- **Data entries**:
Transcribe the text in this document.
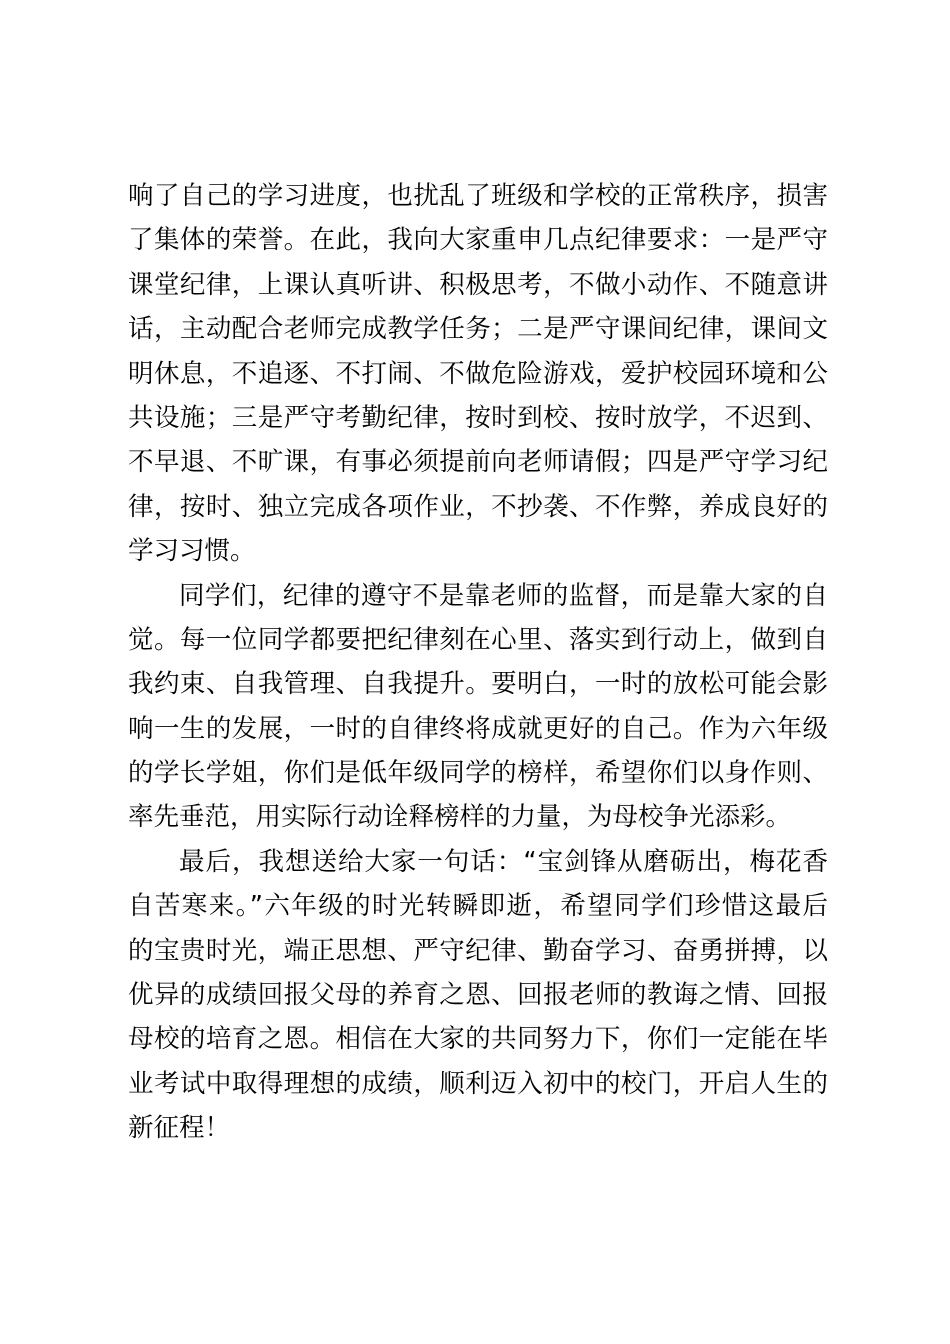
响了自己的学习进度，也扰乱了班级和学校的正常秩序，损害
了集体的荣誉。在此，我向大家重申几点纪律要求：一是严守
课堂纪律，上课认真听讲、积极思考，不做小动作、不随意讲
话，主动配合老师完成教学任务；二是严守课间纪律，课间文
明休息，不追逐、不打闹、不做危险游戏，爱护校园环境和公
共设施；三是严守考勤纪律，按时到校、按时放学，不迟到、
不早退、不旷课，有事必须提前向老师请假；四是严守学习纪
律，按时、独立完成各项作业，不抄袭、不作弊，养成良好的
学习习惯。
同学们，纪律的遵守不是靠老师的监督，而是靠大家的自
觉。每一位同学都要把纪律刻在心里、落实到行动上，做到自
我约束、自我管理、自我提升。要明白，一时的放松可能会影
响一生的发展，一时的自律终将成就更好的自己。作为六年级
的学长学姐，你们是低年级同学的榜样，希望你们以身作则、
率先垂范，用实际行动诠释榜样的力量，为母校争光添彩。
最后，我想送给大家一句话：“宝剑锋从磨砺出，梅花香
自苦寒来。”六年级的时光转瞬即逝，希望同学们珍惜这最后
的宝贵时光，端正思想、严守纪律、勤奋学习、奋勇拼搏，以
优异的成绩回报父母的养育之恩、回报老师的教诲之情、回报
母校的培育之恩。相信在大家的共同努力下，你们一定能在毕
业考试中取得理想的成绩，顺利迈入初中的校门，开启人生的
新征程！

- **EXERCISE TASK**: Exactly as written, return every line of the listing, but not the pictures.

- **RIGHT ANSWER**:
Transcribe the text in this document.
响了自己的学习进度，也扰乱了班级和学校的正常秩序，损害
了集体的荣誉。在此，我向大家重申几点纪律要求：一是严守
课堂纪律，上课认真听讲、积极思考，不做小动作、不随意讲
话，主动配合老师完成教学任务；二是严守课间纪律，课间文
明休息，不追逐、不打闹、不做危险游戏，爱护校园环境和公
共设施；三是严守考勤纪律，按时到校、按时放学，不迟到、
不早退、不旷课，有事必须提前向老师请假；四是严守学习纪
律，按时、独立完成各项作业，不抄袭、不作弊，养成良好的
学习习惯。
同学们，纪律的遵守不是靠老师的监督，而是靠大家的自
觉。每一位同学都要把纪律刻在心里、落实到行动上，做到自
我约束、自我管理、自我提升。要明白，一时的放松可能会影
响一生的发展，一时的自律终将成就更好的自己。作为六年级
的学长学姐，你们是低年级同学的榜样，希望你们以身作则、
率先垂范，用实际行动诠释榜样的力量，为母校争光添彩。
最后，我想送给大家一句话：“宝剑锋从磨砺出，梅花香
自苦寒来。”六年级的时光转瞬即逝，希望同学们珍惜这最后
的宝贵时光，端正思想、严守纪律、勤奋学习、奋勇拼搏，以
优异的成绩回报父母的养育之恩、回报老师的教诲之情、回报
母校的培育之恩。相信在大家的共同努力下，你们一定能在毕
业考试中取得理想的成绩，顺利迈入初中的校门，开启人生的
新征程！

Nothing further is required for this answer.